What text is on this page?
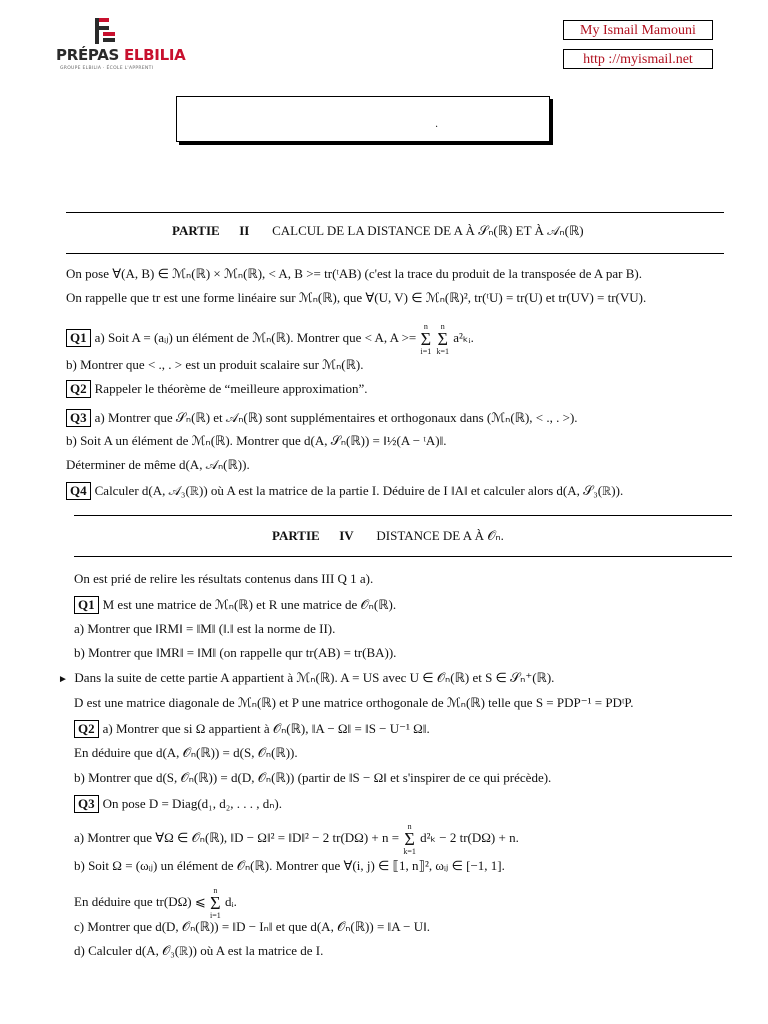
PRÉPAS ELBILIA
GROUPE ELBILIA · ÉCOLE L'APPRENTI
My Ismail Mamouni
http ://myismail.net
.
PARTIE II CALCUL DE LA DISTANCE DE A À 𝒮ₙ(ℝ) ET À 𝒜ₙ(ℝ)
On pose ∀(A, B) ∈ ℳₙ(ℝ) × ℳₙ(ℝ), < A, B >= tr(ᵗAB) (c'est la trace du produit de la transposée de A par B).
On rappelle que tr est une forme linéaire sur ℳₙ(ℝ), que ∀(U, V) ∈ ℳₙ(ℝ)², tr(ᵗU) = tr(U) et tr(UV) = tr(VU).
Q1 a) Soit A = (aᵢⱼ) un élément de ℳₙ(ℝ). Montrer que < A, A >=
n
Σ
i=1

n
Σ
k=1
a²ₖᵢ.
b) Montrer que < ., . > est un produit scalaire sur ℳₙ(ℝ).
Q2 Rappeler le théorème de “meilleure approximation”.
Q3 a) Montrer que 𝒮ₙ(ℝ) et 𝒜ₙ(ℝ) sont supplémentaires et orthogonaux dans (ℳₙ(ℝ), < ., . >).
b) Soit A un élément de ℳₙ(ℝ). Montrer que d(A, 𝒮ₙ(ℝ)) = ‖½(A − ᵗA)‖.
Déterminer de même d(A, 𝒜ₙ(ℝ)).
Q4 Calculer d(A, 𝒜₃(ℝ)) où A est la matrice de la partie I. Déduire de I ‖A‖ et calculer alors d(A, 𝒮₃(ℝ)).
PARTIE IV DISTANCE DE A À 𝒪ₙ.
On est prié de relire les résultats contenus dans III Q 1 a).
Q1 M est une matrice de ℳₙ(ℝ) et R une matrice de 𝒪ₙ(ℝ).
a) Montrer que ‖RM‖ = ‖M‖ (‖.‖ est la norme de II).
b) Montrer que ‖MR‖ = ‖M‖ (on rappelle qur tr(AB) = tr(BA)).
► Dans la suite de cette partie A appartient à ℳₙ(ℝ). A = US avec U ∈ 𝒪ₙ(ℝ) et S ∈ 𝒮ₙ⁺(ℝ).
D est une matrice diagonale de ℳₙ(ℝ) et P une matrice orthogonale de ℳₙ(ℝ) telle que S = PDP⁻¹ = PDᵗP.
Q2 a) Montrer que si Ω appartient à 𝒪ₙ(ℝ), ‖A − Ω‖ = ‖S − U⁻¹ Ω‖.
En déduire que d(A, 𝒪ₙ(ℝ)) = d(S, 𝒪ₙ(ℝ)).
b) Montrer que d(S, 𝒪ₙ(ℝ)) = d(D, 𝒪ₙ(ℝ)) (partir de ‖S − Ω‖ et s'inspirer de ce qui précède).
Q3 On pose D = Diag(d₁, d₂, . . . , dₙ).
a) Montrer que ∀Ω ∈ 𝒪ₙ(ℝ), ‖D − Ω‖² = ‖D‖² − 2 tr(DΩ) + n =
n
Σ
k=1
d²ₖ − 2 tr(DΩ) + n.
b) Soit Ω = (ωᵢⱼ) un élément de 𝒪ₙ(ℝ). Montrer que ∀(i, j) ∈ ⟦1, n⟧², ωᵢⱼ ∈ [−1, 1].
En déduire que tr(DΩ) ⩽
n
Σ
i=1
dᵢ.
c) Montrer que d(D, 𝒪ₙ(ℝ)) = ‖D − Iₙ‖ et que d(A, 𝒪ₙ(ℝ)) = ‖A − U‖.
d) Calculer d(A, 𝒪₃(ℝ)) où A est la matrice de I.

_ _ _

**Written request:** The required output is the number of lines containing the word "élément", and nothing besides.

**Finished exercise:** 3